Comprehensive fuel pressure damper

Abstract

A fuel pressure damper (10) includes a housing (14) defining an inlet (40) for receiving fuel from a fuel rail. A cover (12) is coupled to the housing to define an interior space (15). A flexible diaphragm (30) has a periphery (32) secured to at least the housing or the cover and has a freely movable central portion (28) that divides the interior space into first and second isolated chambers (42, 44). The diaphragm has a shaped feature (48) such that the central portion can be displaced over a distance. The inlet communicates with the second chamber (44). A spring cup (26) is in the first chamber (42) and is engaged with the central portion of the diaphragm. A variable rate compression spring (18) is in the first chamber and is disposed between the spring cup and the cover. The central portion of the diaphragm and spring are constructed and arranged to dampen low to high magnitude fuel pressure pulsations in the second chamber.

Description

FIELD

The invention relates to fuel supply systems and, more particularly, to a comprehensive fuel pressure damper that changes fuel rail volume such that it is effective at low to high pressure and frequency ranges throughout the entire engine operation mode.

BACKGROUND

Conventional fuel delivery systems in the automotive industry are mostly of the returnless type. As a consequence, these systems require an energy absorbing device to mitigate fuel pressure pulsations and/or audible noise generated in the fuel rail due to the normal sequential firing of injectors. This energy absorbing device, commonly known as a fuel pressure damper, is conventionally mounted on the fuel rail.

◆ **Source material**:
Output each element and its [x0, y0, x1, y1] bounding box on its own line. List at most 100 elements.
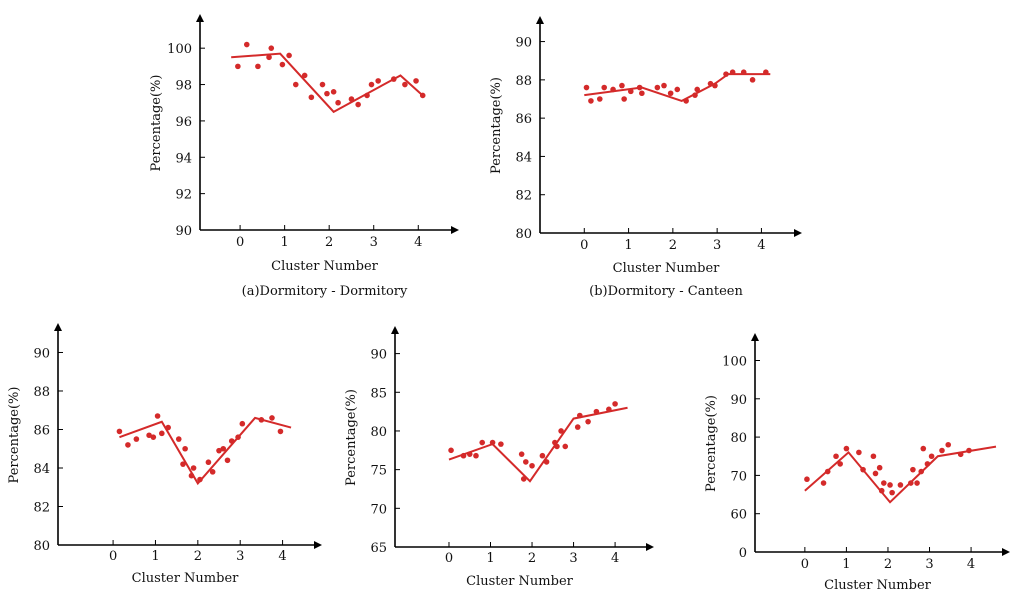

◆ **What to do**:
1. How would you put this sentence from the fuel pressure damper text into Spanish: "This energy absorbing device, commonly known as a fuel pressure damper, is conventionally mounted on the fuel rail."
2. Does each of these statements agree with the fuel pressure damper text? Answer yes or no for each, and quote the words that decide it.
(a) The spring cup sits in the second chamber.
(b) The inlet communicates with the second chamber.
(c) Conventional fuel delivery systems in the automotive industry are mostly of the return type.
3. Can you reproduce the fuel pressure damper text word for word, starting with "Description" and going on through "engine operation mode."?

◆ **Answers for the exercise**:
1. Este dispositivo de absorción de energía, comúnmente conocido como amortiguador de presión de combustible, se monta convencionalmente en el riel de combustible.

2.
(a) No: "A spring cup (26) is in the first chamber (42)"
(b) Yes: "The inlet communicates with the second chamber (44)."
(c) No: "Conventional fuel delivery systems in the automotive industry are mostly of the returnless type."

3.
Description

FIELD

The invention relates to fuel supply systems and, more particularly, to a comprehensive fuel pressure damper that changes fuel rail volume such that it is effective at low to high pressure and frequency ranges throughout the entire engine operation mode.